Excerpted data>
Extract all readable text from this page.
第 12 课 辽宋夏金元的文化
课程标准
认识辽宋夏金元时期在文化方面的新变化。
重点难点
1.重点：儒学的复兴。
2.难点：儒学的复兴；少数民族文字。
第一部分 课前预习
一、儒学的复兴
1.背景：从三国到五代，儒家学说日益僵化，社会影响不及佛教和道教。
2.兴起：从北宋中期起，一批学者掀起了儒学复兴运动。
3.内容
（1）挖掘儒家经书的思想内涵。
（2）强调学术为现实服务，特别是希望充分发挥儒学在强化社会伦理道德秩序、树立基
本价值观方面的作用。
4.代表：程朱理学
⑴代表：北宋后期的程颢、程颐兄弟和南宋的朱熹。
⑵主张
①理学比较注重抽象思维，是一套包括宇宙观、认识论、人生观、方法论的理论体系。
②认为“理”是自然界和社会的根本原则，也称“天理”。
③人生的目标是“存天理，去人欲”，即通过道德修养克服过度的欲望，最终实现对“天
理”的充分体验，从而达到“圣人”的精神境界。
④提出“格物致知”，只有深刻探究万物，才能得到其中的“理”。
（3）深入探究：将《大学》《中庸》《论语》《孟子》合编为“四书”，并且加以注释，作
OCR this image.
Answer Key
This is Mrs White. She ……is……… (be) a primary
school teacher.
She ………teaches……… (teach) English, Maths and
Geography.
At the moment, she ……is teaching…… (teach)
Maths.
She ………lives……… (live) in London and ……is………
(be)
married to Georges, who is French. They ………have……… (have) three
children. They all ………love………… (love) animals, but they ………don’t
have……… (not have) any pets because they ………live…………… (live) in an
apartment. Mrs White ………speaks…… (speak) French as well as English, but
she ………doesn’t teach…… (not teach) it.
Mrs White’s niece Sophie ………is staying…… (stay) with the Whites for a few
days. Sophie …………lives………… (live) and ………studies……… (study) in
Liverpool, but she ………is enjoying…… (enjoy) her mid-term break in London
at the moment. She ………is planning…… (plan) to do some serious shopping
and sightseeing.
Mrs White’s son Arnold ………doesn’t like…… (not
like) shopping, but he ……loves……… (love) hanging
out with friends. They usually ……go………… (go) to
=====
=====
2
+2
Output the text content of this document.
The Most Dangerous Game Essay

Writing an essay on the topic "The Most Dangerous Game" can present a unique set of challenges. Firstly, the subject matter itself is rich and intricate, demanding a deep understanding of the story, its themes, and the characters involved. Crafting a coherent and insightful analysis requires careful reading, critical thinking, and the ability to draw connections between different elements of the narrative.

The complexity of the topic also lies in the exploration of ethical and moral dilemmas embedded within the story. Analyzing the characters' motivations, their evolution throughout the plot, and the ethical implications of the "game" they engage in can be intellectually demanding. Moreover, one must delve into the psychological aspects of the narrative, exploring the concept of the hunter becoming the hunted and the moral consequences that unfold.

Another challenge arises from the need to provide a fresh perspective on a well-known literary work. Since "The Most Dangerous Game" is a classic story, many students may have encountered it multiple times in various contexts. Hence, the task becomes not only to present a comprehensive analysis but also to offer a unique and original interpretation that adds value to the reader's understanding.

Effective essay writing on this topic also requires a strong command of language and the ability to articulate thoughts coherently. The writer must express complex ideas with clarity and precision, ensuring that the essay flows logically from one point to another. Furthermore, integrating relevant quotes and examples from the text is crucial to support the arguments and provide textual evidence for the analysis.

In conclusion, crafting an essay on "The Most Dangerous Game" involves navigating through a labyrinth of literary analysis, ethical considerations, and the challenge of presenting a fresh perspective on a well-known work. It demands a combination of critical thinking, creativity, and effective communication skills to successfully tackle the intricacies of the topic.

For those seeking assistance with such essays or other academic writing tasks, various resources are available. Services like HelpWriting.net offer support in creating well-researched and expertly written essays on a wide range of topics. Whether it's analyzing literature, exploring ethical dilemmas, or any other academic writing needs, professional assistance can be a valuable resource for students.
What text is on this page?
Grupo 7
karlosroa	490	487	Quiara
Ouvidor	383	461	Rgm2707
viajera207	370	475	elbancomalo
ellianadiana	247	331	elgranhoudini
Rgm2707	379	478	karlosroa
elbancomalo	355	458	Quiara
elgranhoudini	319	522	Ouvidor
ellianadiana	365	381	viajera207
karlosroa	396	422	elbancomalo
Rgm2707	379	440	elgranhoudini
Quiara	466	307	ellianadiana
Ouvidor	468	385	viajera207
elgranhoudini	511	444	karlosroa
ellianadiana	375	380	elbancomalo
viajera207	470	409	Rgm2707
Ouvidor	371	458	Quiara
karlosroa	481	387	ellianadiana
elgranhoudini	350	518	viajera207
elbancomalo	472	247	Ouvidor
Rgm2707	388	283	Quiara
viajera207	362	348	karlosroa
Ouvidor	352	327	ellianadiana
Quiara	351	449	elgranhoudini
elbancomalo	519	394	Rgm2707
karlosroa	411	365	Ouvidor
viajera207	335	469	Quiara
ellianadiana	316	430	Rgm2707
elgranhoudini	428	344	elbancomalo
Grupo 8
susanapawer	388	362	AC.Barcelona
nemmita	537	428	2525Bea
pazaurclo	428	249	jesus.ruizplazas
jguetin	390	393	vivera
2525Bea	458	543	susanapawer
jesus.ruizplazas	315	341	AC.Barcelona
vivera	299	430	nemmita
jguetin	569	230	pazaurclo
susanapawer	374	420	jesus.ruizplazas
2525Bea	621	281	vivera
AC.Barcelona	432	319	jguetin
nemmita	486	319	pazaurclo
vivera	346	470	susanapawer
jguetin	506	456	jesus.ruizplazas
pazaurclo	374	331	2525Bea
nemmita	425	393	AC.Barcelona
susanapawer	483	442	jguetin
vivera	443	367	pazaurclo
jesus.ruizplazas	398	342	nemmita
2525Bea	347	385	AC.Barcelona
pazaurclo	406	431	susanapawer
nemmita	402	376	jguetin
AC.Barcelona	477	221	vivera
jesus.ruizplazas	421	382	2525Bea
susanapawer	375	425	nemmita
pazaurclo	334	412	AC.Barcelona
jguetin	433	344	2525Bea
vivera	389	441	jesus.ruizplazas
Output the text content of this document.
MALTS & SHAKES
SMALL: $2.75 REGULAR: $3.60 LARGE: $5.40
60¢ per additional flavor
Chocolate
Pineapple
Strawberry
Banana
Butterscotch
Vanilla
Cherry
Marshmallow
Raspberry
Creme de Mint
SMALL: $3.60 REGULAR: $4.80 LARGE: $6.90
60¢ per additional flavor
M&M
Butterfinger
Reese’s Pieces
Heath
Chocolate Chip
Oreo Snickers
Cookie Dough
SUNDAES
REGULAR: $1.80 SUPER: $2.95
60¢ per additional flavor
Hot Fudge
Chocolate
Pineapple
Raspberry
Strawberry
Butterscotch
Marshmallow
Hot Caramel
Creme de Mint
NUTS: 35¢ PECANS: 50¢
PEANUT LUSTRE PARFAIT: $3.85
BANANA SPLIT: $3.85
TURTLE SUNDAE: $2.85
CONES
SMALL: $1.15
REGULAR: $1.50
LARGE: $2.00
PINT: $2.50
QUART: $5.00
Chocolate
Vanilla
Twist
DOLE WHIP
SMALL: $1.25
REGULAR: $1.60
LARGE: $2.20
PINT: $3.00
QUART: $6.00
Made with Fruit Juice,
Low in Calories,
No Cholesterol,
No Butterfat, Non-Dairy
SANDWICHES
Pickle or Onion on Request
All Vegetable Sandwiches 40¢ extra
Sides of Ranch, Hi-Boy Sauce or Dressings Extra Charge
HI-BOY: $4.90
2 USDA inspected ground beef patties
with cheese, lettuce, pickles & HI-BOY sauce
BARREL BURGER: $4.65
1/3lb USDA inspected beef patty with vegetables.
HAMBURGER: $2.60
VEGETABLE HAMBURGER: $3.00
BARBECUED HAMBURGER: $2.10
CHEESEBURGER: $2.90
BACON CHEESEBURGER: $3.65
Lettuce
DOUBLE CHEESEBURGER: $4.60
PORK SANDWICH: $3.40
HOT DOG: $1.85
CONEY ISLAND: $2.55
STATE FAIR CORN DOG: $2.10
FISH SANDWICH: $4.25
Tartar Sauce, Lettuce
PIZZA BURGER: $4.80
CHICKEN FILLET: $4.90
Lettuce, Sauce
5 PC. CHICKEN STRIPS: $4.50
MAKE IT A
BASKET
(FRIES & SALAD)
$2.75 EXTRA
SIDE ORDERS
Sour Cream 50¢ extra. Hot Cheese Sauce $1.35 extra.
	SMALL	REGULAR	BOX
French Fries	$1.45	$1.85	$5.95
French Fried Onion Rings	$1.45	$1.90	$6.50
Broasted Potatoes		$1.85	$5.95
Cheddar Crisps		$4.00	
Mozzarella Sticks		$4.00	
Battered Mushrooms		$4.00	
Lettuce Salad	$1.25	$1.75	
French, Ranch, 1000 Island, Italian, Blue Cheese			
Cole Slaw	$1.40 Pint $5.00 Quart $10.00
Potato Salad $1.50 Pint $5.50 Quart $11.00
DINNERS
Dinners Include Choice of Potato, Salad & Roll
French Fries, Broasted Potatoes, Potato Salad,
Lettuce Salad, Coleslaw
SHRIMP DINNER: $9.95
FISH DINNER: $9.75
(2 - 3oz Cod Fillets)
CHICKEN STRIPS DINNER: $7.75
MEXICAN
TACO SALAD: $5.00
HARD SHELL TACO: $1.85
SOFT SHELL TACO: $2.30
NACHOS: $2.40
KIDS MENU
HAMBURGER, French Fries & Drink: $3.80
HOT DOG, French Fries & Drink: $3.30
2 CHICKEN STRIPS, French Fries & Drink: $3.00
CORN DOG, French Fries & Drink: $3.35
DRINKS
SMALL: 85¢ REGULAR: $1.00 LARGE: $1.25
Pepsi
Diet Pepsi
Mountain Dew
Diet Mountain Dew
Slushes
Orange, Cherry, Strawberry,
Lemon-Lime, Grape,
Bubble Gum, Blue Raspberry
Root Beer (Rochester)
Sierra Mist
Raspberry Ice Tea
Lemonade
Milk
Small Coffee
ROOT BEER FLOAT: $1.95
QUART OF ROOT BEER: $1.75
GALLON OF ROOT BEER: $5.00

Exercise task>
List all lines in the material containing the string "doesn".

Response to this exercise>
she ………doesn’t teach…… (not teach) it.
Mrs White’s son Arnold ………doesn’t like…… (not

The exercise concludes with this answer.